_Problem to work on_
Work out how many lines hold the string "sectors". Give that number and nothing more.

⁂

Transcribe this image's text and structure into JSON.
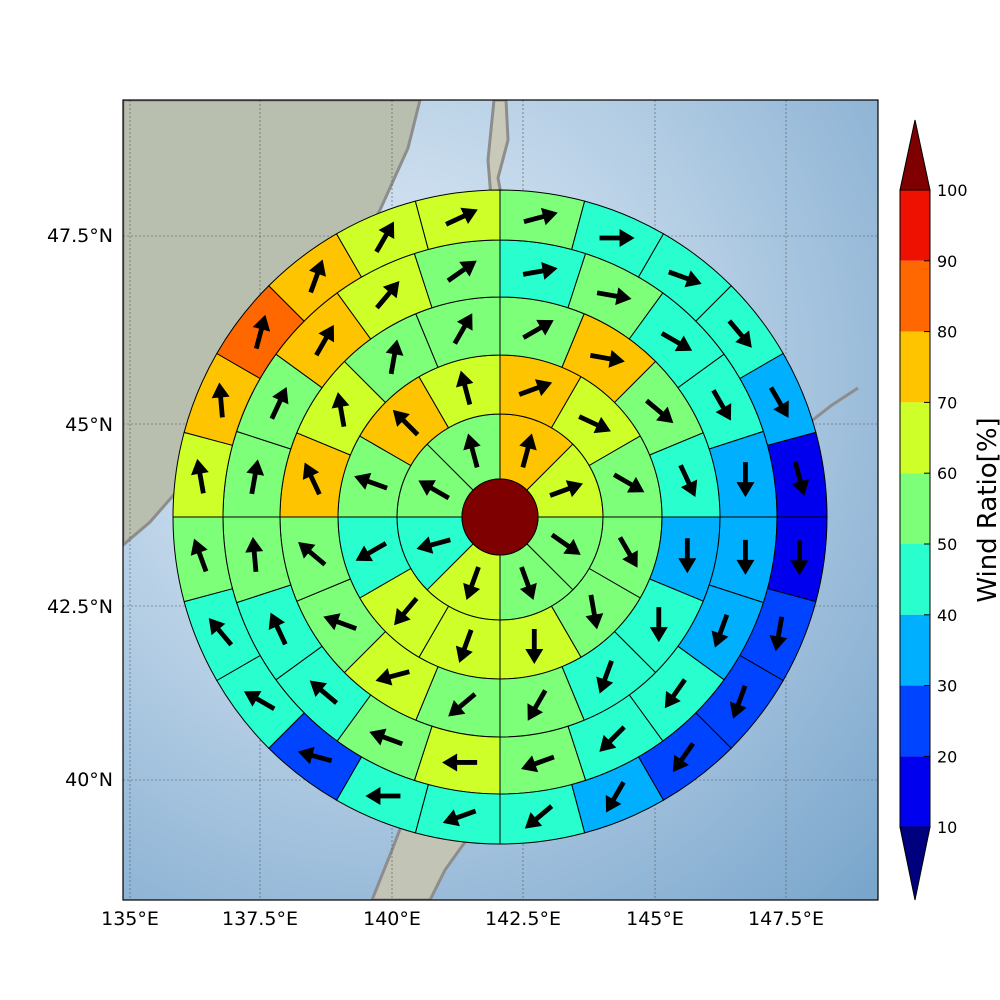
{
  "chart_data": {
    "type": "heatmap",
    "subtype": "polar wind-ratio map with direction arrows over a shaded-relief map",
    "colorbar": {
      "label": "Wind Ratio[%]",
      "ticks": [
        "10",
        "20",
        "30",
        "40",
        "50",
        "60",
        "70",
        "80",
        "90",
        "100"
      ],
      "bins": [
        {
          "range": [
            0,
            10
          ],
          "color": "#00007f"
        },
        {
          "range": [
            10,
            20
          ],
          "color": "#0000ee"
        },
        {
          "range": [
            20,
            30
          ],
          "color": "#0044ff"
        },
        {
          "range": [
            30,
            40
          ],
          "color": "#00b0ff"
        },
        {
          "range": [
            40,
            50
          ],
          "color": "#29ffce"
        },
        {
          "range": [
            50,
            60
          ],
          "color": "#7dff7a"
        },
        {
          "range": [
            60,
            70
          ],
          "color": "#ceff29"
        },
        {
          "range": [
            70,
            80
          ],
          "color": "#ffc400"
        },
        {
          "range": [
            80,
            90
          ],
          "color": "#ff6800"
        },
        {
          "range": [
            90,
            100
          ],
          "color": "#ee1000"
        },
        {
          "range": [
            100,
            110
          ],
          "color": "#7f0000"
        }
      ],
      "extend": "both"
    },
    "x_ticks": [
      "135°E",
      "137.5°E",
      "140°E",
      "142.5°E",
      "145°E",
      "147.5°E"
    ],
    "y_ticks": [
      "40°N",
      "42.5°N",
      "45°N",
      "47.5°N"
    ],
    "grid": true,
    "center": {
      "value": 105,
      "lon": 142.5,
      "lat": 44.0
    },
    "rings": [
      {
        "name": "ring1",
        "sectors": 8,
        "values": [
          75,
          60,
          55,
          55,
          60,
          45,
          55,
          55
        ],
        "arrows": [
          15,
          70,
          125,
          160,
          200,
          255,
          300,
          345
        ]
      },
      {
        "name": "ring2",
        "sectors": 12,
        "values": [
          75,
          65,
          55,
          55,
          55,
          65,
          60,
          65,
          45,
          55,
          75,
          65
        ],
        "arrows": [
          70,
          115,
          120,
          150,
          170,
          180,
          200,
          220,
          240,
          290,
          315,
          345
        ]
      },
      {
        "name": "ring3",
        "sectors": 16,
        "values": [
          55,
          75,
          55,
          45,
          35,
          40,
          45,
          50,
          55,
          60,
          55,
          55,
          75,
          65,
          55,
          55
        ],
        "arrows": [
          60,
          100,
          130,
          155,
          180,
          180,
          200,
          210,
          230,
          255,
          290,
          310,
          335,
          350,
          10,
          30
        ]
      },
      {
        "name": "ring4",
        "sectors": 20,
        "values": [
          45,
          55,
          45,
          45,
          35,
          35,
          35,
          45,
          45,
          55,
          65,
          55,
          45,
          45,
          55,
          55,
          55,
          75,
          65,
          55
        ],
        "arrows": [
          80,
          100,
          120,
          150,
          180,
          180,
          200,
          215,
          225,
          250,
          270,
          290,
          310,
          335,
          355,
          10,
          25,
          30,
          40,
          55
        ]
      },
      {
        "name": "ring5",
        "sectors": 24,
        "values": [
          55,
          45,
          45,
          45,
          35,
          15,
          15,
          25,
          25,
          20,
          35,
          45,
          45,
          45,
          20,
          45,
          45,
          55,
          65,
          75,
          85,
          75,
          65,
          65
        ],
        "arrows": [
          75,
          90,
          110,
          140,
          150,
          165,
          180,
          190,
          200,
          215,
          210,
          230,
          250,
          270,
          285,
          300,
          320,
          340,
          350,
          355,
          15,
          20,
          30,
          65
        ]
      }
    ]
  }
}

⁂

_Complete output_
5